Objective: In the listing below, locate the lines bearing the word "name". Copy every one of them.

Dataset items
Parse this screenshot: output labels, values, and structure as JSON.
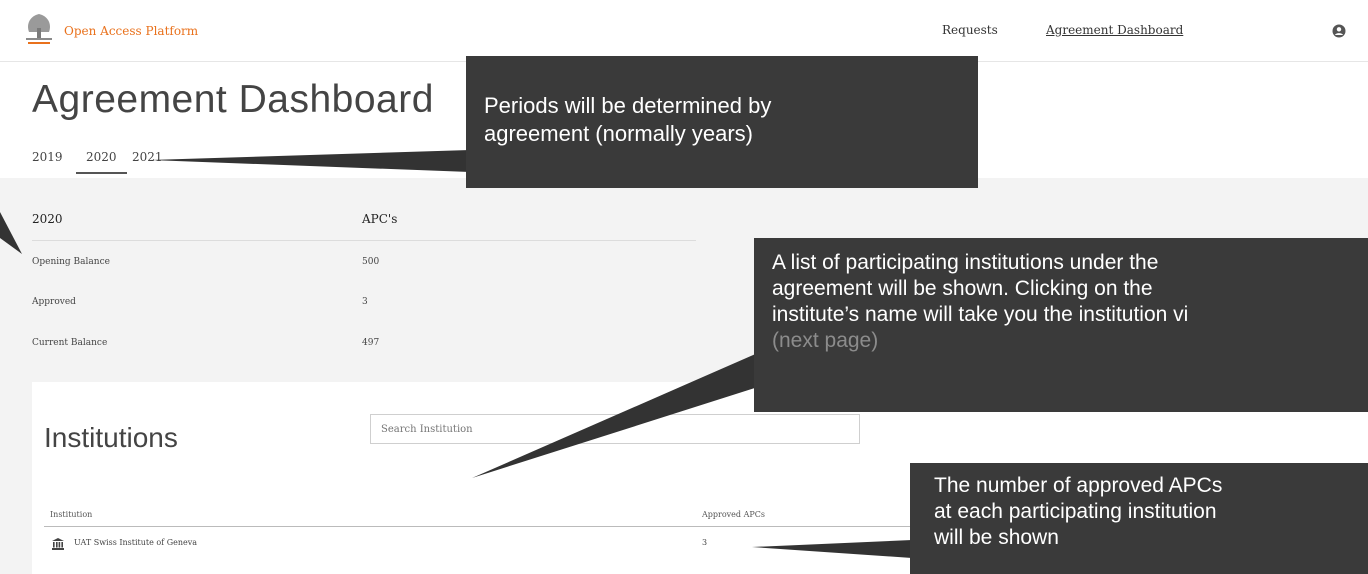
{
  "header": {
    "app_title": "Open Access Platform",
    "nav": {
      "requests": "Requests",
      "dashboard": "Agreement Dashboard"
    },
    "user_icon": "user-circle-icon",
    "logo": "elsevier-logo"
  },
  "page": {
    "title": "Agreement Dashboard",
    "tabs": [
      {
        "label": "2019",
        "active": false
      },
      {
        "label": "2020",
        "active": true
      },
      {
        "label": "2021",
        "active": false
      }
    ]
  },
  "summary": {
    "period": "2020",
    "unit_header": "APC's",
    "rows": [
      {
        "label": "Opening Balance",
        "value": "500"
      },
      {
        "label": "Approved",
        "value": "3"
      },
      {
        "label": "Current Balance",
        "value": "497"
      }
    ]
  },
  "institutions": {
    "title": "Institutions",
    "search_placeholder": "Search Institution",
    "columns": {
      "institution": "Institution",
      "approved": "Approved APCs"
    },
    "rows": [
      {
        "name": "UAT Swiss Institute of Geneva",
        "approved": "3",
        "icon": "bank-icon"
      }
    ]
  },
  "callouts": {
    "periods_line1": "Periods will be determined by",
    "periods_line2": "agreement (normally years)",
    "list_line1": "A list of participating institutions under the",
    "list_line2": "agreement will be shown. Clicking on the",
    "list_line3": "institute’s name will take you the institution vi",
    "list_line4": "(next page)",
    "count_line1": "The number of approved APCs",
    "count_line2": "at each participating institution",
    "count_line3": "will be shown"
  },
  "colors": {
    "brand_orange": "#e9711c",
    "callout_bg": "#3a3a3a",
    "panel_bg": "#f3f3f3"
  }
}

Full response:
        "name": "UAT Swiss Institute of Geneva",
    "list_line3": "institute’s name will take you the institution vi",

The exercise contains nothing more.